■ THE PROBLEM
Retype all the records with nothing changed.

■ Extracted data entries

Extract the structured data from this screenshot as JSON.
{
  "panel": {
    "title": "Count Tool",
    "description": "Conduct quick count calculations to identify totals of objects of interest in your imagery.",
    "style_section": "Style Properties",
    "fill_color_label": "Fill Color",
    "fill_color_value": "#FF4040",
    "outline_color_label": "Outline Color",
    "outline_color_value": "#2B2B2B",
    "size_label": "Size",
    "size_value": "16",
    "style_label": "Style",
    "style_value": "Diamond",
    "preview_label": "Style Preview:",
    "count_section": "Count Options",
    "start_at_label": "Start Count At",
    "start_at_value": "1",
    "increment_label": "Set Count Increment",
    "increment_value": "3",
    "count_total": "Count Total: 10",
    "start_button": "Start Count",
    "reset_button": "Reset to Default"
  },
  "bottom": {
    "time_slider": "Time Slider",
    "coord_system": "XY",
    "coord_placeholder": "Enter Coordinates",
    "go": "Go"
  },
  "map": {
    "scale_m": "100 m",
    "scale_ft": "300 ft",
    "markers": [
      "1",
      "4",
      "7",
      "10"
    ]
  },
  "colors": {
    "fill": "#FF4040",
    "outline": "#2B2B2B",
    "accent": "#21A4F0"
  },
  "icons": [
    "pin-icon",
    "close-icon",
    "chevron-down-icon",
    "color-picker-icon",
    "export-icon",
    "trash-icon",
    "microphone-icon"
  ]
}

■ ANSWER TO THE PROBLEM
Extract the structured data from this screenshot as JSON.
{
  "panel": {
    "title": "Count Tool",
    "description": "Conduct quick count calculations to identify totals of objects of interest in your imagery.",
    "style_section": "Style Properties",
    "fill_color_label": "Fill Color",
    "fill_color_value": "#FF4040",
    "outline_color_label": "Outline Color",
    "outline_color_value": "#2B2B2B",
    "size_label": "Size",
    "size_value": "16",
    "style_label": "Style",
    "style_value": "Diamond",
    "preview_label": "Style Preview:",
    "count_section": "Count Options",
    "start_at_label": "Start Count At",
    "start_at_value": "1",
    "increment_label": "Set Count Increment",
    "increment_value": "3",
    "count_total": "Count Total: 10",
    "start_button": "Start Count",
    "reset_button": "Reset to Default"
  },
  "bottom": {
    "time_slider": "Time Slider",
    "coord_system": "XY",
    "coord_placeholder": "Enter Coordinates",
    "go": "Go"
  },
  "map": {
    "scale_m": "100 m",
    "scale_ft": "300 ft",
    "markers": [
      "1",
      "4",
      "7",
      "10"
    ]
  },
  "colors": {
    "fill": "#FF4040",
    "outline": "#2B2B2B",
    "accent": "#21A4F0"
  },
  "icons": [
    "pin-icon",
    "close-icon",
    "chevron-down-icon",
    "color-picker-icon",
    "export-icon",
    "trash-icon",
    "microphone-icon"
  ]
}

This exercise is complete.